## AIM OF THE TASK
Set down the material once more, exactly as it appears.

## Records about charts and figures
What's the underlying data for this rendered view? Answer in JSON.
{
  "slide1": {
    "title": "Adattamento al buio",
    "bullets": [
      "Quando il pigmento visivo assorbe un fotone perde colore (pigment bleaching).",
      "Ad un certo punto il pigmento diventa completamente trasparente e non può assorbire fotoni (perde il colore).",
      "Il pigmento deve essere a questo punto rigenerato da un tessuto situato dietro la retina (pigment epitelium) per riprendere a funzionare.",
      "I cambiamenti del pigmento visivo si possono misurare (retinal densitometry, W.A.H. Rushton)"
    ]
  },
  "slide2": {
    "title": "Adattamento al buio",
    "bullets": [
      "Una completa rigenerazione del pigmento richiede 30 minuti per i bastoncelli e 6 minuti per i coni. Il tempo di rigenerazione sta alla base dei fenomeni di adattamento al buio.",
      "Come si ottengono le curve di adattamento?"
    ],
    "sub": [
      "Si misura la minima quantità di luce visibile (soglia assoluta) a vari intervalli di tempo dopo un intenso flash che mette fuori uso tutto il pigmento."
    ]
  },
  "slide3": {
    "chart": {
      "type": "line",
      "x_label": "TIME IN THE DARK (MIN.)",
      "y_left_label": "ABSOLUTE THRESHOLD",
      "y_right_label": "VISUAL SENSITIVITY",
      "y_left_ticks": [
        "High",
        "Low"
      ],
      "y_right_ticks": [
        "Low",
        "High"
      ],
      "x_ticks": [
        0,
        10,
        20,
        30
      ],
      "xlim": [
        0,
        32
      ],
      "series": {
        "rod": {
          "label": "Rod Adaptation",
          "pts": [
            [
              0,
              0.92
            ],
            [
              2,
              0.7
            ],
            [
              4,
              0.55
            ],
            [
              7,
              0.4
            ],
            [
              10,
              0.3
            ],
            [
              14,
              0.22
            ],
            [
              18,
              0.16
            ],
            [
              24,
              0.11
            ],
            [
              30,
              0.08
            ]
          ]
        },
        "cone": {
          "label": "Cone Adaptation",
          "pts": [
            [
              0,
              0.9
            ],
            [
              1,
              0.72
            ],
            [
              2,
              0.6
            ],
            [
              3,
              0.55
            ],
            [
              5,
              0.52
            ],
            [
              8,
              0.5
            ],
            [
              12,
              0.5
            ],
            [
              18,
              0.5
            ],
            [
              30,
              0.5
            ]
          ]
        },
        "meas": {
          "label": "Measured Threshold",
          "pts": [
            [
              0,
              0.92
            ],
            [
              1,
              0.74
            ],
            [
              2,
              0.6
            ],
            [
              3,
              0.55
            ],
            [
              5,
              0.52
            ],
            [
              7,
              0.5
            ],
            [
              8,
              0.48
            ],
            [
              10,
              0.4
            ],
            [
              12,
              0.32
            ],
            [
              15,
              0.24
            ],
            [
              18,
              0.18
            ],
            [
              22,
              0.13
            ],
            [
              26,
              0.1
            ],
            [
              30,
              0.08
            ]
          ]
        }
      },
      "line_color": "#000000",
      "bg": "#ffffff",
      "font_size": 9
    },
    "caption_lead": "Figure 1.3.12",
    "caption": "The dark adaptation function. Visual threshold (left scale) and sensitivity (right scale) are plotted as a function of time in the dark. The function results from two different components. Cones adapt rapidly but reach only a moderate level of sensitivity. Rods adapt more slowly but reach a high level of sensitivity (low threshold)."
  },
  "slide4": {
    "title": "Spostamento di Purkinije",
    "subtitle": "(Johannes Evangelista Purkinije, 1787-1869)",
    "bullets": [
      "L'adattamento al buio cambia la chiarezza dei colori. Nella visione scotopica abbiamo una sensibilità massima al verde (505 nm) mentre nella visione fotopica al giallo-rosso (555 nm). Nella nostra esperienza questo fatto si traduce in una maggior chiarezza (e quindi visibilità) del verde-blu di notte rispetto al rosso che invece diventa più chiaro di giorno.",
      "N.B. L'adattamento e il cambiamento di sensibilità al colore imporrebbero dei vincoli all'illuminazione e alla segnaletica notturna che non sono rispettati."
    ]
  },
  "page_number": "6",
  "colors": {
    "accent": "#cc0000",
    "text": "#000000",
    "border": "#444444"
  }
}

## WRITTEN ANSWER
What's the underlying data for this rendered view? Answer in JSON.
{
  "slide1": {
    "title": "Adattamento al buio",
    "bullets": [
      "Quando il pigmento visivo assorbe un fotone perde colore (pigment bleaching).",
      "Ad un certo punto il pigmento diventa completamente trasparente e non può assorbire fotoni (perde il colore).",
      "Il pigmento deve essere a questo punto rigenerato da un tessuto situato dietro la retina (pigment epitelium) per riprendere a funzionare.",
      "I cambiamenti del pigmento visivo si possono misurare (retinal densitometry, W.A.H. Rushton)"
    ]
  },
  "slide2": {
    "title": "Adattamento al buio",
    "bullets": [
      "Una completa rigenerazione del pigmento richiede 30 minuti per i bastoncelli e 6 minuti per i coni. Il tempo di rigenerazione sta alla base dei fenomeni di adattamento al buio.",
      "Come si ottengono le curve di adattamento?"
    ],
    "sub": [
      "Si misura la minima quantità di luce visibile (soglia assoluta) a vari intervalli di tempo dopo un intenso flash che mette fuori uso tutto il pigmento."
    ]
  },
  "slide3": {
    "chart": {
      "type": "line",
      "x_label": "TIME IN THE DARK (MIN.)",
      "y_left_label": "ABSOLUTE THRESHOLD",
      "y_right_label": "VISUAL SENSITIVITY",
      "y_left_ticks": [
        "High",
        "Low"
      ],
      "y_right_ticks": [
        "Low",
        "High"
      ],
      "x_ticks": [
        0,
        10,
        20,
        30
      ],
      "xlim": [
        0,
        32
      ],
      "series": {
        "rod": {
          "label": "Rod Adaptation",
          "pts": [
            [
              0,
              0.92
            ],
            [
              2,
              0.7
            ],
            [
              4,
              0.55
            ],
            [
              7,
              0.4
            ],
            [
              10,
              0.3
            ],
            [
              14,
              0.22
            ],
            [
              18,
              0.16
            ],
            [
              24,
              0.11
            ],
            [
              30,
              0.08
            ]
          ]
        },
        "cone": {
          "label": "Cone Adaptation",
          "pts": [
            [
              0,
              0.9
            ],
            [
              1,
              0.72
            ],
            [
              2,
              0.6
            ],
            [
              3,
              0.55
            ],
            [
              5,
              0.52
            ],
            [
              8,
              0.5
            ],
            [
              12,
              0.5
            ],
            [
              18,
              0.5
            ],
            [
              30,
              0.5
            ]
          ]
        },
        "meas": {
          "label": "Measured Threshold",
          "pts": [
            [
              0,
              0.92
            ],
            [
              1,
              0.74
            ],
            [
              2,
              0.6
            ],
            [
              3,
              0.55
            ],
            [
              5,
              0.52
            ],
            [
              7,
              0.5
            ],
            [
              8,
              0.48
            ],
            [
              10,
              0.4
            ],
            [
              12,
              0.32
            ],
            [
              15,
              0.24
            ],
            [
              18,
              0.18
            ],
            [
              22,
              0.13
            ],
            [
              26,
              0.1
            ],
            [
              30,
              0.08
            ]
          ]
        }
      },
      "line_color": "#000000",
      "bg": "#ffffff",
      "font_size": 9
    },
    "caption_lead": "Figure 1.3.12",
    "caption": "The dark adaptation function. Visual threshold (left scale) and sensitivity (right scale) are plotted as a function of time in the dark. The function results from two different components. Cones adapt rapidly but reach only a moderate level of sensitivity. Rods adapt more slowly but reach a high level of sensitivity (low threshold)."
  },
  "slide4": {
    "title": "Spostamento di Purkinije",
    "subtitle": "(Johannes Evangelista Purkinije, 1787-1869)",
    "bullets": [
      "L'adattamento al buio cambia la chiarezza dei colori. Nella visione scotopica abbiamo una sensibilità massima al verde (505 nm) mentre nella visione fotopica al giallo-rosso (555 nm). Nella nostra esperienza questo fatto si traduce in una maggior chiarezza (e quindi visibilità) del verde-blu di notte rispetto al rosso che invece diventa più chiaro di giorno.",
      "N.B. L'adattamento e il cambiamento di sensibilità al colore imporrebbero dei vincoli all'illuminazione e alla segnaletica notturna che non sono rispettati."
    ]
  },
  "page_number": "6",
  "colors": {
    "accent": "#cc0000",
    "text": "#000000",
    "border": "#444444"
  }
}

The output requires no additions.